_What to produce:_ Can you render every line of the data below as a Markdown table with two columns, "Row" for the line's number and "Line" for its text, leaving out any blank lines?

_Recorded information:_
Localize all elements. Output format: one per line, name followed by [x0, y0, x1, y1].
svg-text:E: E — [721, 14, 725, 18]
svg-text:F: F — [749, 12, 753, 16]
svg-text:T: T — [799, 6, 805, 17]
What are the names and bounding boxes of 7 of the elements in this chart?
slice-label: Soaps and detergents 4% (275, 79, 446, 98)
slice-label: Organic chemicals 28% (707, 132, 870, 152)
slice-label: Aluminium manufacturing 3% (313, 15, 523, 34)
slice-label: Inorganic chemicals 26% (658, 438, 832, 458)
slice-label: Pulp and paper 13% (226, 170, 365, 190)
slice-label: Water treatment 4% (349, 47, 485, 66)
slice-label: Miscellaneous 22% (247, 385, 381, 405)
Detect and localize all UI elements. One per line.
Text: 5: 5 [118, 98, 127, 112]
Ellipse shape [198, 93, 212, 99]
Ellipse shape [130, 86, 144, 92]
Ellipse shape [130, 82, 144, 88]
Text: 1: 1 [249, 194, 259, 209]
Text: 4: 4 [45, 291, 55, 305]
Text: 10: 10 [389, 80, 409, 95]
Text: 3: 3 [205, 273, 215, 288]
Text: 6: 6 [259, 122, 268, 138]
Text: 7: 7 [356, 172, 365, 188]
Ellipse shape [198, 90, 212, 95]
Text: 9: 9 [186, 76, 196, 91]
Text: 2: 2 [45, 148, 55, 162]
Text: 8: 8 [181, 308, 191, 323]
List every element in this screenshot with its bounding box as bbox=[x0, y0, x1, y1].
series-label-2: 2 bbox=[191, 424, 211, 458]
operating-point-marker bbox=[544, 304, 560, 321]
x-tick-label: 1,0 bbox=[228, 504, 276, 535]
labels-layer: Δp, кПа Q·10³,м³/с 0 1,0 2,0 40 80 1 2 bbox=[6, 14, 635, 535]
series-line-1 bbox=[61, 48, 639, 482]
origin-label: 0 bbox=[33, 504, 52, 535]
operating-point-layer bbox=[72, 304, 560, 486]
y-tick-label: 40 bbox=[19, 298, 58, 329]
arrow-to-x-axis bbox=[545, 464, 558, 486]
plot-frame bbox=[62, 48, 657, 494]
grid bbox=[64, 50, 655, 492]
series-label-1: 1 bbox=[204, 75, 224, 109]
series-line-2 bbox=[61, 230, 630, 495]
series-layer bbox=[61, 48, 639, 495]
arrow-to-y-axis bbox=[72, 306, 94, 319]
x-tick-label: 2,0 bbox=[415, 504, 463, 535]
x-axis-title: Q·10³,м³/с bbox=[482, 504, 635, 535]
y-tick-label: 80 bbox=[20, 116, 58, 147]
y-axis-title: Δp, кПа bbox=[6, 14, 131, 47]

_Correct result:_
| Row | Line |
|---|---|
| 1 | Localize all elements. Output format: one per line, name followed by [x0, y0, x1, y1]. |
| 2 | svg-text:E: E — [721, 14, 725, 18] |
| 3 | svg-text:F: F — [749, 12, 753, 16] |
| 4 | svg-text:T: T — [799, 6, 805, 17] |
| 5 | What are the names and bounding boxes of 7 of the elements in this chart? |
| 6 | slice-label: Soaps and detergents 4% (275, 79, 446, 98) |
| 7 | slice-label: Organic chemicals 28% (707, 132, 870, 152) |
| 8 | slice-label: Aluminium manufacturing 3% (313, 15, 523, 34) |
| 9 | slice-label: Inorganic chemicals 26% (658, 438, 832, 458) |
| 10 | slice-label: Pulp and paper 13% (226, 170, 365, 190) |
| 11 | slice-label: Water treatment 4% (349, 47, 485, 66) |
| 12 | slice-label: Miscellaneous 22% (247, 385, 381, 405) |
| 13 | Detect and localize all UI elements. One per line. |
| 14 | Text: 5: 5 [118, 98, 127, 112] |
| 15 | Ellipse shape [198, 93, 212, 99] |
| 16 | Ellipse shape [130, 86, 144, 92] |
| 17 | Ellipse shape [130, 82, 144, 88] |
| 18 | Text: 1: 1 [249, 194, 259, 209] |
| 19 | Text: 4: 4 [45, 291, 55, 305] |
| 20 | Text: 10: 10 [389, 80, 409, 95] |
| 21 | Text: 3: 3 [205, 273, 215, 288] |
| 22 | Text: 6: 6 [259, 122, 268, 138] |
| 23 | Text: 7: 7 [356, 172, 365, 188] |
| 24 | Ellipse shape [198, 90, 212, 95] |
| 25 | Text: 9: 9 [186, 76, 196, 91] |
| 26 | Text: 2: 2 [45, 148, 55, 162] |
| 27 | Text: 8: 8 [181, 308, 191, 323] |
| 28 | List every element in this screenshot with its bounding box as bbox=[x0, y0, x1, y1]. |
| 29 | series-label-2: 2 bbox=[191, 424, 211, 458] |
| 30 | operating-point-marker bbox=[544, 304, 560, 321] |
| 31 | x-tick-label: 1,0 bbox=[228, 504, 276, 535] |
| 32 | labels-layer: Δp, кПа Q·10³,м³/с 0 1,0 2,0 40 80 1 2 bbox=[6, 14, 635, 535] |
| 33 | series-line-1 bbox=[61, 48, 639, 482] |
| 34 | origin-label: 0 bbox=[33, 504, 52, 535] |
| 35 | operating-point-layer bbox=[72, 304, 560, 486] |
| 36 | y-tick-label: 40 bbox=[19, 298, 58, 329] |
| 37 | arrow-to-x-axis bbox=[545, 464, 558, 486] |
| 38 | plot-frame bbox=[62, 48, 657, 494] |
| 39 | grid bbox=[64, 50, 655, 492] |
| 40 | series-label-1: 1 bbox=[204, 75, 224, 109] |
| 41 | series-line-2 bbox=[61, 230, 630, 495] |
| 42 | series-layer bbox=[61, 48, 639, 495] |
| 43 | arrow-to-y-axis bbox=[72, 306, 94, 319] |
| 44 | x-tick-label: 2,0 bbox=[415, 504, 463, 535] |
| 45 | x-axis-title: Q·10³,м³/с bbox=[482, 504, 635, 535] |
| 46 | y-tick-label: 80 bbox=[20, 116, 58, 147] |
| 47 | y-axis-title: Δp, кПа bbox=[6, 14, 131, 47] |